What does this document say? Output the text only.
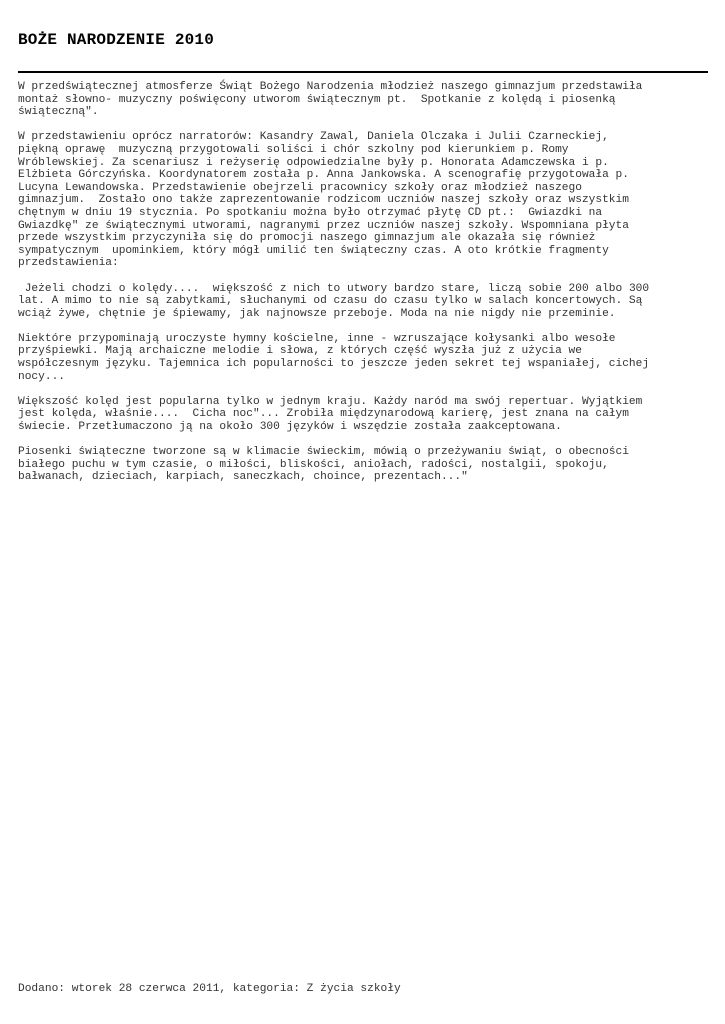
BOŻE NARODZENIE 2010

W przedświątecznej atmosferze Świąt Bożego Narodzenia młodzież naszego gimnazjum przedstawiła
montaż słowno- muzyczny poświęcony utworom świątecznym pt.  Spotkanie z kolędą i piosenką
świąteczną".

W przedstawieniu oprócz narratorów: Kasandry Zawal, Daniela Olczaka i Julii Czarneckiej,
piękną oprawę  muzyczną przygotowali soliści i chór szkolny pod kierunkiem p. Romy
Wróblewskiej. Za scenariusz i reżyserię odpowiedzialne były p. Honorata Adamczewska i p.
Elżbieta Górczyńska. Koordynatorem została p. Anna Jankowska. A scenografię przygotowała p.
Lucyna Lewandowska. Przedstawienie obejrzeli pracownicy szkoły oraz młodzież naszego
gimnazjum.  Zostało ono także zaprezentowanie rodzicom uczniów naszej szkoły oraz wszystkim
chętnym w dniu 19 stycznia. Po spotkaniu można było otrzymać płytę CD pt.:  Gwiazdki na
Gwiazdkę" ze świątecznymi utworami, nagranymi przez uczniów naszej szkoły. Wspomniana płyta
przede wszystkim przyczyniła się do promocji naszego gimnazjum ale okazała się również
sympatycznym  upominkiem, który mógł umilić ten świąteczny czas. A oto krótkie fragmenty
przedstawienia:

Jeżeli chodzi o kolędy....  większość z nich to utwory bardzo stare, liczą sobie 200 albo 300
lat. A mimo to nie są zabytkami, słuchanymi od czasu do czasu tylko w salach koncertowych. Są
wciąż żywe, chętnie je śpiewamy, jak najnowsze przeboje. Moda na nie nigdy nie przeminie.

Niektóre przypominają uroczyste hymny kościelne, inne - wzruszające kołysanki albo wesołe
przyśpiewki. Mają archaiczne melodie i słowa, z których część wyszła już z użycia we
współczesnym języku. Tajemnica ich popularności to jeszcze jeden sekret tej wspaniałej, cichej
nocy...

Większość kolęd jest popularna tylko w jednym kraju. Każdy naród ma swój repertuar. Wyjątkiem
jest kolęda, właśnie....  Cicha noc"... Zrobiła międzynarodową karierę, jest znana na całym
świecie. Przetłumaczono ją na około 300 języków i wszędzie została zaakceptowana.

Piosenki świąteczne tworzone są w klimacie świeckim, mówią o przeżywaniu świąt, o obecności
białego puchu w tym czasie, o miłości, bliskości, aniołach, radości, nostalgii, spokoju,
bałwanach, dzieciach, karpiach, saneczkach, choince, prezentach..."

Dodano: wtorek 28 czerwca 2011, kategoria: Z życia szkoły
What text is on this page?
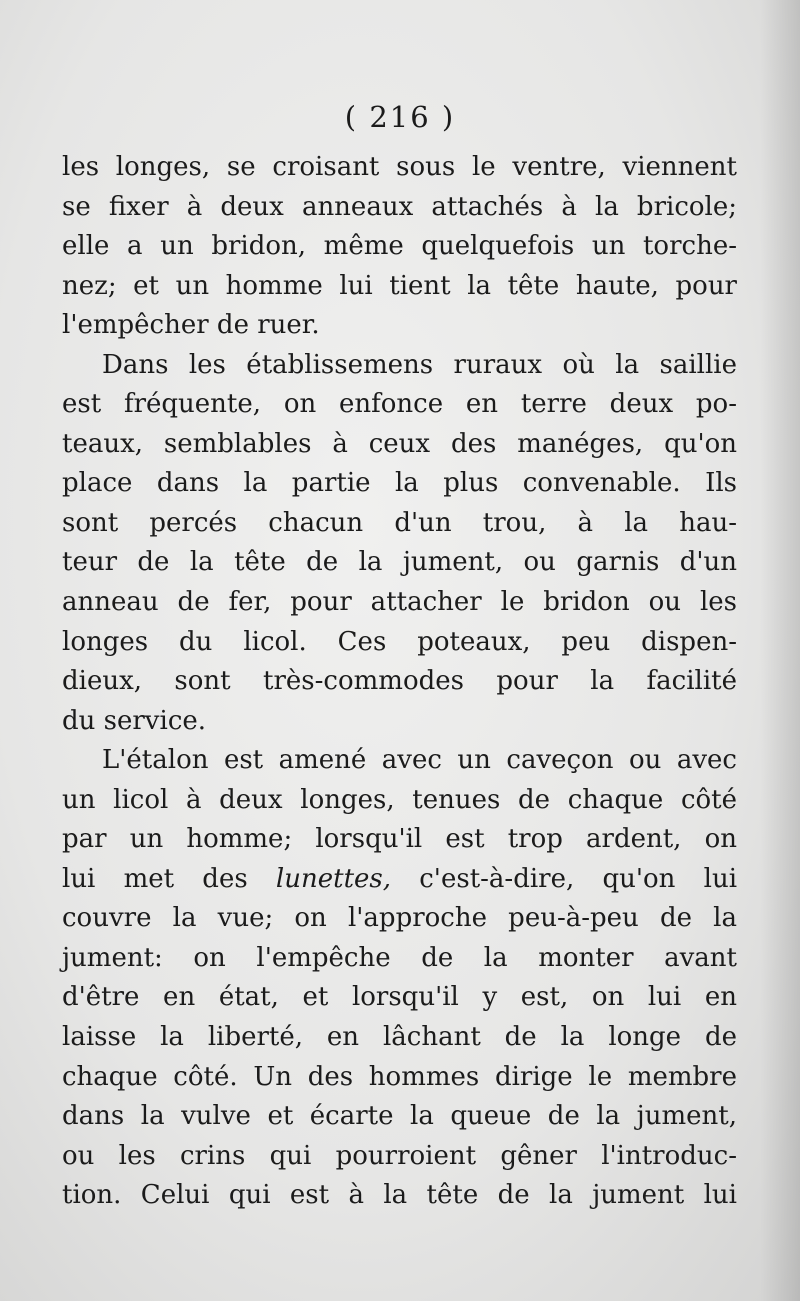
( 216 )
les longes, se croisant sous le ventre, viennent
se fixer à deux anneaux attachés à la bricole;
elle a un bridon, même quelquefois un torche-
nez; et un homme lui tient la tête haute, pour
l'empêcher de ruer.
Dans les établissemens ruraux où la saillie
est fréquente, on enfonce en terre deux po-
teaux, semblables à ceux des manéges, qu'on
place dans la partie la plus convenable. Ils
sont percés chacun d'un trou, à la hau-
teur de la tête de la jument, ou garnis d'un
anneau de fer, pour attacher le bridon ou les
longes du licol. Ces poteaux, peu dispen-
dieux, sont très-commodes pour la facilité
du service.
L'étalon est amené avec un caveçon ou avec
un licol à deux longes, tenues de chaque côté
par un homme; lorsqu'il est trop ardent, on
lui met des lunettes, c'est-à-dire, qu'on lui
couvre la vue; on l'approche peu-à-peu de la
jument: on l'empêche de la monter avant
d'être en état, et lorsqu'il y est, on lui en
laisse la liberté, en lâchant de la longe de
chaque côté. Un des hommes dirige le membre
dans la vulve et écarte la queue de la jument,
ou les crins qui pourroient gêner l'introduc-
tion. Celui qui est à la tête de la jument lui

--------------------------------------------------

> [Problem details] Pick out, from the lines above, every one that contains the string "licol".

> [Answer for the task]
longes du licol. Ces poteaux, peu dispen-
un licol à deux longes, tenues de chaque côté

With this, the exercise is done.